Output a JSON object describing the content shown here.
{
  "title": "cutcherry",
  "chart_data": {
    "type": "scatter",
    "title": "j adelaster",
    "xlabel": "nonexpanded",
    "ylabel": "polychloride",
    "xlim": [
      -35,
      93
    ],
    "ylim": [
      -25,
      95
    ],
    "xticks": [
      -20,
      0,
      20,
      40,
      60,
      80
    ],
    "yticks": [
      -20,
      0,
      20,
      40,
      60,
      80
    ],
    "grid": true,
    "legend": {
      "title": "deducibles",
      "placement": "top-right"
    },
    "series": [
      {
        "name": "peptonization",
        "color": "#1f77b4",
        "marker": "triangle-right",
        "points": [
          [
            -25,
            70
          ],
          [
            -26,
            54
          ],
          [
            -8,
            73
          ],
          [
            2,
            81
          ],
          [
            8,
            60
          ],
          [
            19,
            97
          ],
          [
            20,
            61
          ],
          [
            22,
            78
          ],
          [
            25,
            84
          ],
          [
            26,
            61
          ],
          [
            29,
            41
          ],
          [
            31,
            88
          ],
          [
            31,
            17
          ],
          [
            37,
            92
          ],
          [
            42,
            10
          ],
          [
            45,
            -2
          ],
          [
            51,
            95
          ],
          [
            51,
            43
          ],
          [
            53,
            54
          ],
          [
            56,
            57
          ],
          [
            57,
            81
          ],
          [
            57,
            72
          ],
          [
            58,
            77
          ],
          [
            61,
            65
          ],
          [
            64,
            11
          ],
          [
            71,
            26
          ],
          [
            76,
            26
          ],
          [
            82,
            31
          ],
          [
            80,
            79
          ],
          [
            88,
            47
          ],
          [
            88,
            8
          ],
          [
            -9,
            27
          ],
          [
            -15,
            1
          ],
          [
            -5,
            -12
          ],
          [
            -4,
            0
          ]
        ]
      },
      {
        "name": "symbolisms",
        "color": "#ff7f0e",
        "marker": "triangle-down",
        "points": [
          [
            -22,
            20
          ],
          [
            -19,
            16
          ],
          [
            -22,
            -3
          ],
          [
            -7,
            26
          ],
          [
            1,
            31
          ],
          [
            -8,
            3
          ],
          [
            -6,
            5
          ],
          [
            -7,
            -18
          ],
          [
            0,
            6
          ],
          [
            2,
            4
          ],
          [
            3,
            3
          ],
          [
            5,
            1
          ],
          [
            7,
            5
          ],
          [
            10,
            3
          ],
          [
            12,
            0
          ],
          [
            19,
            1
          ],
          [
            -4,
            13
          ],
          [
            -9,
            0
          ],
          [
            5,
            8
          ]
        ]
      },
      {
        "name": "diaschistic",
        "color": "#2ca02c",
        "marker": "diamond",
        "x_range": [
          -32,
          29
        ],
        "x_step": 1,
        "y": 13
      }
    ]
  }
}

- - - -

• _Request_: Set all of the records down again, exactly as they stand.

• _The answer_:
Output a JSON object describing the content shown here.
{
  "title": "cutcherry",
  "chart_data": {
    "type": "scatter",
    "title": "j adelaster",
    "xlabel": "nonexpanded",
    "ylabel": "polychloride",
    "xlim": [
      -35,
      93
    ],
    "ylim": [
      -25,
      95
    ],
    "xticks": [
      -20,
      0,
      20,
      40,
      60,
      80
    ],
    "yticks": [
      -20,
      0,
      20,
      40,
      60,
      80
    ],
    "grid": true,
    "legend": {
      "title": "deducibles",
      "placement": "top-right"
    },
    "series": [
      {
        "name": "peptonization",
        "color": "#1f77b4",
        "marker": "triangle-right",
        "points": [
          [
            -25,
            70
          ],
          [
            -26,
            54
          ],
          [
            -8,
            73
          ],
          [
            2,
            81
          ],
          [
            8,
            60
          ],
          [
            19,
            97
          ],
          [
            20,
            61
          ],
          [
            22,
            78
          ],
          [
            25,
            84
          ],
          [
            26,
            61
          ],
          [
            29,
            41
          ],
          [
            31,
            88
          ],
          [
            31,
            17
          ],
          [
            37,
            92
          ],
          [
            42,
            10
          ],
          [
            45,
            -2
          ],
          [
            51,
            95
          ],
          [
            51,
            43
          ],
          [
            53,
            54
          ],
          [
            56,
            57
          ],
          [
            57,
            81
          ],
          [
            57,
            72
          ],
          [
            58,
            77
          ],
          [
            61,
            65
          ],
          [
            64,
            11
          ],
          [
            71,
            26
          ],
          [
            76,
            26
          ],
          [
            82,
            31
          ],
          [
            80,
            79
          ],
          [
            88,
            47
          ],
          [
            88,
            8
          ],
          [
            -9,
            27
          ],
          [
            -15,
            1
          ],
          [
            -5,
            -12
          ],
          [
            -4,
            0
          ]
        ]
      },
      {
        "name": "symbolisms",
        "color": "#ff7f0e",
        "marker": "triangle-down",
        "points": [
          [
            -22,
            20
          ],
          [
            -19,
            16
          ],
          [
            -22,
            -3
          ],
          [
            -7,
            26
          ],
          [
            1,
            31
          ],
          [
            -8,
            3
          ],
          [
            -6,
            5
          ],
          [
            -7,
            -18
          ],
          [
            0,
            6
          ],
          [
            2,
            4
          ],
          [
            3,
            3
          ],
          [
            5,
            1
          ],
          [
            7,
            5
          ],
          [
            10,
            3
          ],
          [
            12,
            0
          ],
          [
            19,
            1
          ],
          [
            -4,
            13
          ],
          [
            -9,
            0
          ],
          [
            5,
            8
          ]
        ]
      },
      {
        "name": "diaschistic",
        "color": "#2ca02c",
        "marker": "diamond",
        "x_range": [
          -32,
          29
        ],
        "x_step": 1,
        "y": 13
      }
    ]
  }
}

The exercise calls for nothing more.